• Data section:
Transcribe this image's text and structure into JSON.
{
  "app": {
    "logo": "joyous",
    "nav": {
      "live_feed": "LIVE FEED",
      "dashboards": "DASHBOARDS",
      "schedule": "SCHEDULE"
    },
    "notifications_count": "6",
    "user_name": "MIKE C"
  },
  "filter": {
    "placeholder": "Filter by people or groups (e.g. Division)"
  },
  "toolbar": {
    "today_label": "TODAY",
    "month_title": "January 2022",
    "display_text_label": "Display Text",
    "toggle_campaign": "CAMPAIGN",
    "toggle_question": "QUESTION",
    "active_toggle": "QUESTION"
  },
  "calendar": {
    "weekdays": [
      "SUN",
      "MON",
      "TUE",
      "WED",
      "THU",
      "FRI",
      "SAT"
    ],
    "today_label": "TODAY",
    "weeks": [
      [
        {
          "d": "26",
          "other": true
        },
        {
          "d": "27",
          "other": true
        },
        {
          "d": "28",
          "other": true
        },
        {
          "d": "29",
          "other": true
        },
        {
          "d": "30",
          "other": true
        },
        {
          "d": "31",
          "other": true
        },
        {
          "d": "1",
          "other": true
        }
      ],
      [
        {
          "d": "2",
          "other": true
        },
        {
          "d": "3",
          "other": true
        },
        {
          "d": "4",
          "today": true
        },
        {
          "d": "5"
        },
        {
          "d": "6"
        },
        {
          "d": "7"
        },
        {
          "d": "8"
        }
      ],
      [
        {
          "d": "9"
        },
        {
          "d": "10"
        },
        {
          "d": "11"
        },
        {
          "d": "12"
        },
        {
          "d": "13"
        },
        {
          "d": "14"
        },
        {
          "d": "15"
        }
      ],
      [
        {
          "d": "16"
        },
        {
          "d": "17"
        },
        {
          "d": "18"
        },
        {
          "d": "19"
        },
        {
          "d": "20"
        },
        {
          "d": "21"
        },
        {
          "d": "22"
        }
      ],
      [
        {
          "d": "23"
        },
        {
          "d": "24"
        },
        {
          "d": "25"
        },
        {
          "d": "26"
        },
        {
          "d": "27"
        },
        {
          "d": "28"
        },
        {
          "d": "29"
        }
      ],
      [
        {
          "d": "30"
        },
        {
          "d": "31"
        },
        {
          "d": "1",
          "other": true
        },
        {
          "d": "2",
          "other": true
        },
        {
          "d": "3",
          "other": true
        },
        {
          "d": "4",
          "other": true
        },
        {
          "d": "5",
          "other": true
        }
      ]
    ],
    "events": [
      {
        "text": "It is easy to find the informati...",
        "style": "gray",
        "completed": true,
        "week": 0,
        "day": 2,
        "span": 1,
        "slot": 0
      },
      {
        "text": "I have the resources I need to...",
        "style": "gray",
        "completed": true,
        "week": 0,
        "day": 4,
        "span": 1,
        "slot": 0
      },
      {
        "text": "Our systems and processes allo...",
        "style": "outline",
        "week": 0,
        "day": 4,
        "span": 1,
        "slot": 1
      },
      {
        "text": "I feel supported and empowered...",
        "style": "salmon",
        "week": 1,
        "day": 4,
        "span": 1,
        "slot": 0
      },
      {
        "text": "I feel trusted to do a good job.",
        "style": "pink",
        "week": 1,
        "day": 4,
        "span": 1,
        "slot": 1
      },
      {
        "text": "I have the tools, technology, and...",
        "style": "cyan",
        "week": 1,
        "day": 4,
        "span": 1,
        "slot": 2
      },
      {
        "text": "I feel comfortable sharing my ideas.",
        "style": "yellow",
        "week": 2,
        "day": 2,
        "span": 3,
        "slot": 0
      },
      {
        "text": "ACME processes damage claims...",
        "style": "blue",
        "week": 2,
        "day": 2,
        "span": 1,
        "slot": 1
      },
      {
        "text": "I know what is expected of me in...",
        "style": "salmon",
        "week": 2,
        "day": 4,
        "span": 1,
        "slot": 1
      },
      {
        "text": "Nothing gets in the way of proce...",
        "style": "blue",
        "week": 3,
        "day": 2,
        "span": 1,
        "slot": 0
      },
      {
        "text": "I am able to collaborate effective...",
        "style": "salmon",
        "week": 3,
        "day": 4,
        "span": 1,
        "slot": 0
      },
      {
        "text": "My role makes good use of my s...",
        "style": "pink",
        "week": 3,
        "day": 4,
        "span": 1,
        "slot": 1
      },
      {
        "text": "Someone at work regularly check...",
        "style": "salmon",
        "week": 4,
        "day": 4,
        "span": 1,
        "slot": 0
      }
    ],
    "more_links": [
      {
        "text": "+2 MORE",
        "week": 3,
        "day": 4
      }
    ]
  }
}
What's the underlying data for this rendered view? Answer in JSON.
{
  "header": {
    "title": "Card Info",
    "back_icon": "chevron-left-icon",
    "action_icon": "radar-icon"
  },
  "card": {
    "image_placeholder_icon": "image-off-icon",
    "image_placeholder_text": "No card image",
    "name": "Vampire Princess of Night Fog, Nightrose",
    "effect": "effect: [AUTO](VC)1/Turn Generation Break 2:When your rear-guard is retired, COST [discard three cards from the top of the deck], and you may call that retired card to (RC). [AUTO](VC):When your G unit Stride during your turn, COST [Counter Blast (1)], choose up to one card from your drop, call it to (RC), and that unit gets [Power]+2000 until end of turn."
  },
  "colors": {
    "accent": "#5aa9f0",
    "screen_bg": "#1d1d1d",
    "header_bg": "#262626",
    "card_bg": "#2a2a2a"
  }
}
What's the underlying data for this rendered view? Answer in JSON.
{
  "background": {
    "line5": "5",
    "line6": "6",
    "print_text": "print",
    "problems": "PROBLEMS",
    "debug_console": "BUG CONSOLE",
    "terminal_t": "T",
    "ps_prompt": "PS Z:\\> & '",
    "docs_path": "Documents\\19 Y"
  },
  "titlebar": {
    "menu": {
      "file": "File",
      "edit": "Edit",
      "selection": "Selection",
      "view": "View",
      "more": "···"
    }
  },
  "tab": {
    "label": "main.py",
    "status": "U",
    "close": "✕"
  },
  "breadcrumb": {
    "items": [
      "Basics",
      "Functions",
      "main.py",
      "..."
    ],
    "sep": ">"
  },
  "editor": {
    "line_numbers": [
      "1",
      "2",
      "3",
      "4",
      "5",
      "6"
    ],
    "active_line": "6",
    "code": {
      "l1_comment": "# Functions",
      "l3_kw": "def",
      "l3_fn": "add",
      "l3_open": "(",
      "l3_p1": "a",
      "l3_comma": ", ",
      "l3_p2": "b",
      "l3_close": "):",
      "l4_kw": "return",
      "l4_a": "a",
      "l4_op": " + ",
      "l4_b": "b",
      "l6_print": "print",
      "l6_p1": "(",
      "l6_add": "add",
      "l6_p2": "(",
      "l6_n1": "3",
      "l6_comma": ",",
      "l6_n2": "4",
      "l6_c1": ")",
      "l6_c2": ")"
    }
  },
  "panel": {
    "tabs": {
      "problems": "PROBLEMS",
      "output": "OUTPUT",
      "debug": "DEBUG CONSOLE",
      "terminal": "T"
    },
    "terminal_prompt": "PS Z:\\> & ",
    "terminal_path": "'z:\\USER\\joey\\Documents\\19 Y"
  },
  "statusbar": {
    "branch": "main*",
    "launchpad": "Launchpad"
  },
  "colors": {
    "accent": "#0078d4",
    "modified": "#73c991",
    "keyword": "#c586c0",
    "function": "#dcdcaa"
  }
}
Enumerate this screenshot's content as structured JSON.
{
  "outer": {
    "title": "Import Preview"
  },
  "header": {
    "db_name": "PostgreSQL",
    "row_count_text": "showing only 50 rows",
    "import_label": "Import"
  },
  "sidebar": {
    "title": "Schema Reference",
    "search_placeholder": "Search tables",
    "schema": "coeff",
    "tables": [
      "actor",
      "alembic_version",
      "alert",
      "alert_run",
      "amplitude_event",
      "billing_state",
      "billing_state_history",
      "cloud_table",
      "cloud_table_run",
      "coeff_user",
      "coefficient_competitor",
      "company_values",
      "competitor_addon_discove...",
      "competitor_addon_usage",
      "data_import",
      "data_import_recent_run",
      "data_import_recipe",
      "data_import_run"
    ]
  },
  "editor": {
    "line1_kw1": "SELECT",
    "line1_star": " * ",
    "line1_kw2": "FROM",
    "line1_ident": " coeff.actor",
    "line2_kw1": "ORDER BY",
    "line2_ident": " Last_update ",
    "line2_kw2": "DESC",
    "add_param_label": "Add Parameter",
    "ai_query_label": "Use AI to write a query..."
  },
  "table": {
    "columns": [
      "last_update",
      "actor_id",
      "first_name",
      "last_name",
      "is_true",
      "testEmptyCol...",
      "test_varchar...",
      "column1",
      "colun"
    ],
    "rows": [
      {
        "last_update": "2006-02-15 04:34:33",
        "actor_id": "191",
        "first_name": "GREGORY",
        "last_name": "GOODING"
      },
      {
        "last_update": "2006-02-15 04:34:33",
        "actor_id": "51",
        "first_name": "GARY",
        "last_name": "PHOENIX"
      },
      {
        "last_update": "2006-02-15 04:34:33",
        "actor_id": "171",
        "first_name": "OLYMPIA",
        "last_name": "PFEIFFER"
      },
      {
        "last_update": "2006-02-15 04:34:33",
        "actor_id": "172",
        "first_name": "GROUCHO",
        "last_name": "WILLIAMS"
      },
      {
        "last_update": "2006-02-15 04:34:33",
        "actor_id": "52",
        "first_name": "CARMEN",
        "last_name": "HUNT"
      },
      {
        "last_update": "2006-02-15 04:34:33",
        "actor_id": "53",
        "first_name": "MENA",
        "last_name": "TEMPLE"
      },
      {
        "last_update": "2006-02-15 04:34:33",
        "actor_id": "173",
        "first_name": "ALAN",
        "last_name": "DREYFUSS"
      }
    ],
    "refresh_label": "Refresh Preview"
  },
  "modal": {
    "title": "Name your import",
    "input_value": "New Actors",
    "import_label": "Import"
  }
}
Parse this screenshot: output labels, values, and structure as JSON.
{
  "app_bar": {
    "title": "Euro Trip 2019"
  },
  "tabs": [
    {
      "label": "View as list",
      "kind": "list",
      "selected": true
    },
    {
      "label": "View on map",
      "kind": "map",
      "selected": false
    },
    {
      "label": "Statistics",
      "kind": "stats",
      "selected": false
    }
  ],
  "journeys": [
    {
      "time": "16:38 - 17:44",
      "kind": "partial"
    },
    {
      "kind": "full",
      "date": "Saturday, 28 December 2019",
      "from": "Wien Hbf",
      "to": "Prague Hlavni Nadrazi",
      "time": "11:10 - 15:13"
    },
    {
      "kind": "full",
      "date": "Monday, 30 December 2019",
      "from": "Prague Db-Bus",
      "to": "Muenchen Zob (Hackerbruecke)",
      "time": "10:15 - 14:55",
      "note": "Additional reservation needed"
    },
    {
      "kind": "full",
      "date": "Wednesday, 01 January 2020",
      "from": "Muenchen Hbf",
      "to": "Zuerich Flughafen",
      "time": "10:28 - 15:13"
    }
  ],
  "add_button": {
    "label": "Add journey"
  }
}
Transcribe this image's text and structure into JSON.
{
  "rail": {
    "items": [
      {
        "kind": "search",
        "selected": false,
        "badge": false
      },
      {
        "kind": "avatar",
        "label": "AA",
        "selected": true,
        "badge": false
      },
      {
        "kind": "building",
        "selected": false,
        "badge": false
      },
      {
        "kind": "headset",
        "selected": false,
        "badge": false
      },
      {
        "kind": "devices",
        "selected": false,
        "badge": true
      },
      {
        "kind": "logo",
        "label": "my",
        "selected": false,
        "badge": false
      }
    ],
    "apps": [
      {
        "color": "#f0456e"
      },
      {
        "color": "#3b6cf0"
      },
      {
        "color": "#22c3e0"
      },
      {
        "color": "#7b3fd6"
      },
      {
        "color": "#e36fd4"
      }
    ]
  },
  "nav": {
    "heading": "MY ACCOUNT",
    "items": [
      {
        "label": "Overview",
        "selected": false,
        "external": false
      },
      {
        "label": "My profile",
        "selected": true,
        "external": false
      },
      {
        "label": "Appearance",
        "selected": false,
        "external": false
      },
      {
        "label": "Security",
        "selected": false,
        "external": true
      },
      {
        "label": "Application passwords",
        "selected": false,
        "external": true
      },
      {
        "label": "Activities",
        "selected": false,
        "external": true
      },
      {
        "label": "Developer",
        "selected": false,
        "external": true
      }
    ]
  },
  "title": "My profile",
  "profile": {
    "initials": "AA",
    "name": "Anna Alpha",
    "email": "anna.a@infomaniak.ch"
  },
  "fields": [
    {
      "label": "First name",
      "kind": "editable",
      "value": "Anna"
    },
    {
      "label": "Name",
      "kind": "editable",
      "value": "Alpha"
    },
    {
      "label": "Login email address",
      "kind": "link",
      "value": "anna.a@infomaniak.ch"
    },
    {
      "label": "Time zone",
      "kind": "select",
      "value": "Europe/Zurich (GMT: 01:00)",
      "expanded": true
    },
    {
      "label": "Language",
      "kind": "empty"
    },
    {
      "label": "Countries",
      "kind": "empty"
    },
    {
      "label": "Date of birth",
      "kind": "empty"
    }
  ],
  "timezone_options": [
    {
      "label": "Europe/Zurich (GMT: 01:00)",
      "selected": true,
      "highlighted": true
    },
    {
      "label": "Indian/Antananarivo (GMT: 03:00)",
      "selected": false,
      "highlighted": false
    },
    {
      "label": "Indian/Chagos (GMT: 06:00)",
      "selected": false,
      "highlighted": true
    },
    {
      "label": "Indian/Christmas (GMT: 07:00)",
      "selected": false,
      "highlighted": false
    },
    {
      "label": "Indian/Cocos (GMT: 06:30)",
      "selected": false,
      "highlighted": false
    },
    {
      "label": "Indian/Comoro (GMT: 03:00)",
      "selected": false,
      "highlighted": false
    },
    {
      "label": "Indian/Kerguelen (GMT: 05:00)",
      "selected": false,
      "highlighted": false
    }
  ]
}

• Set exercise: List all lines above in which the string "problems" appears.

• Response below:
    "problems": "PROBLEMS",
      "problems": "PROBLEMS",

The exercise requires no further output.